§ DESCRIPTION OF THE TASK
Please repeat the data verbatim, from its first line through the line containing "Text: Check It Out! Example".

§ DATA SUPPLIED

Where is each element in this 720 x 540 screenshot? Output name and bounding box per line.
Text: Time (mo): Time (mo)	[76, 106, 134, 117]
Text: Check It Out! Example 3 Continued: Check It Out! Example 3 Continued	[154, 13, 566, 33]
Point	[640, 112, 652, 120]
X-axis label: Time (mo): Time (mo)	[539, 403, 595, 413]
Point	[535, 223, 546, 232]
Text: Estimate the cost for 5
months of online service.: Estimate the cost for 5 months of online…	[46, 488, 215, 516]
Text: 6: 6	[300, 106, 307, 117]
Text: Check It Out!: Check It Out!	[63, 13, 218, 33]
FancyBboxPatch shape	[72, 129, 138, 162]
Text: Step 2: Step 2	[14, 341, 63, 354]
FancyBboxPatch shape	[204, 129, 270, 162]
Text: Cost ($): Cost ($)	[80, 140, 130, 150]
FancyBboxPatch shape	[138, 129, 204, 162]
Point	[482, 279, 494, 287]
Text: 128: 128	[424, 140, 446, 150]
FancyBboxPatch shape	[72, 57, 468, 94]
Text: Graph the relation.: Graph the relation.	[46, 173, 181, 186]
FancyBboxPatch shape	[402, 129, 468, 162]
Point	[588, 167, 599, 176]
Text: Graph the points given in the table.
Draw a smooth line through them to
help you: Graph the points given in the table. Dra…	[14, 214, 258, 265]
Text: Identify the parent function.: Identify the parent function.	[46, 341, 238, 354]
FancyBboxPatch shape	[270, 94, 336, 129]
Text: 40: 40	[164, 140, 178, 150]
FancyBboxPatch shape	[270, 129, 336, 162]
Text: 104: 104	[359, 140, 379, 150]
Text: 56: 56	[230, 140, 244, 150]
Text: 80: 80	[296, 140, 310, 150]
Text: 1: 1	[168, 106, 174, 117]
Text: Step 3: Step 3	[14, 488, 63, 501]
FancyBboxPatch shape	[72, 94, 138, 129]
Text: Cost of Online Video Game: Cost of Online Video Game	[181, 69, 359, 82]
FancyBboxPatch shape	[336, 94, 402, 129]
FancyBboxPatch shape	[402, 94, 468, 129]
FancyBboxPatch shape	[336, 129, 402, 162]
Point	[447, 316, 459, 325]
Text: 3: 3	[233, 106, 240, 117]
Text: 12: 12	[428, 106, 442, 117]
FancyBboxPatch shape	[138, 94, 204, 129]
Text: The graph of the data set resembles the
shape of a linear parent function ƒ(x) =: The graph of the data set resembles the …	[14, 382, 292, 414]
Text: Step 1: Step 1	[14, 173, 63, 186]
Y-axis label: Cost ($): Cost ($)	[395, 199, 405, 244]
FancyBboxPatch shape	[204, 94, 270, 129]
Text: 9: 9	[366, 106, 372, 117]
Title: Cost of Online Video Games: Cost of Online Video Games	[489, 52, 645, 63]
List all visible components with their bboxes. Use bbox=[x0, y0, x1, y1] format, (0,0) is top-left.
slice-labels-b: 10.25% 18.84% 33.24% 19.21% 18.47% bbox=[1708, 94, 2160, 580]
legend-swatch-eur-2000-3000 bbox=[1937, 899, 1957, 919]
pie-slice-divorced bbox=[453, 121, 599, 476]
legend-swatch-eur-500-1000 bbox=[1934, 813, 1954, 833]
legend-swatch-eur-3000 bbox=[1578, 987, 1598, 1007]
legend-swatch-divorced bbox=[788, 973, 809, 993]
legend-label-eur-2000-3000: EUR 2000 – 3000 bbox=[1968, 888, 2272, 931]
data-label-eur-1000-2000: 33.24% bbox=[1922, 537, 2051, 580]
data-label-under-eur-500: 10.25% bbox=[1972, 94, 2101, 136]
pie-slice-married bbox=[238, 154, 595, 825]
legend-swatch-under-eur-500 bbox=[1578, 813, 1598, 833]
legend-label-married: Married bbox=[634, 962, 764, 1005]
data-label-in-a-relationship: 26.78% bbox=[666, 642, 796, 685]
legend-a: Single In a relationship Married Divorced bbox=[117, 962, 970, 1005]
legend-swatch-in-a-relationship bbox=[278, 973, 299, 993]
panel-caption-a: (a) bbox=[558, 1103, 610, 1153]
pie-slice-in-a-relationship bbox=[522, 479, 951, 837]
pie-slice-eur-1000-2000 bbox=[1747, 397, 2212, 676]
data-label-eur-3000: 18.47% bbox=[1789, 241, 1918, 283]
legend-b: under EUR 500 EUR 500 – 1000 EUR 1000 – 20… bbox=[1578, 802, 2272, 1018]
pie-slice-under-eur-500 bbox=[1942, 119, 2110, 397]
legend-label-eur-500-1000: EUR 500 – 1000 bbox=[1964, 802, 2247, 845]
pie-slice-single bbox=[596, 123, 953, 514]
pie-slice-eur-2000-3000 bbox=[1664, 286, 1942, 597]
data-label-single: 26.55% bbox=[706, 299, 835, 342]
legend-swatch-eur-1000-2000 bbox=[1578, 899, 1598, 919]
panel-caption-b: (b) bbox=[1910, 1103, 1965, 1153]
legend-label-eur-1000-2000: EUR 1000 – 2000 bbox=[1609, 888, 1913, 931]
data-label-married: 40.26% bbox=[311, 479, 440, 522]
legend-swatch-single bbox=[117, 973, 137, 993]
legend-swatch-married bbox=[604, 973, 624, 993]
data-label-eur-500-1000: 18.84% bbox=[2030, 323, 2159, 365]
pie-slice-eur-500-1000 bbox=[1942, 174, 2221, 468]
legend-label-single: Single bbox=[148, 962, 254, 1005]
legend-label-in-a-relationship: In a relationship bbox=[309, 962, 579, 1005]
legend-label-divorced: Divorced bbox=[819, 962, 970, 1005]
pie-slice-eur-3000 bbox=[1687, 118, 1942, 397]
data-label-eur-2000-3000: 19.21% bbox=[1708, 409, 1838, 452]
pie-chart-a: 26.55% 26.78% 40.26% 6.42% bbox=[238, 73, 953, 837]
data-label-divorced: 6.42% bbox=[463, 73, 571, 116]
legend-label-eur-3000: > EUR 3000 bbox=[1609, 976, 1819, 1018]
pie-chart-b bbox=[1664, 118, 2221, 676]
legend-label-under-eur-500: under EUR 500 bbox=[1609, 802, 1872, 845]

§ RESPONSE BELOW
Where is each element in this 720 x 540 screenshot? Output name and bounding box per line.
Text: Time (mo): Time (mo)	[76, 106, 134, 117]
Text: Check It Out! Example 3 Continued: Check It Out! Example 3 Continued	[154, 13, 566, 33]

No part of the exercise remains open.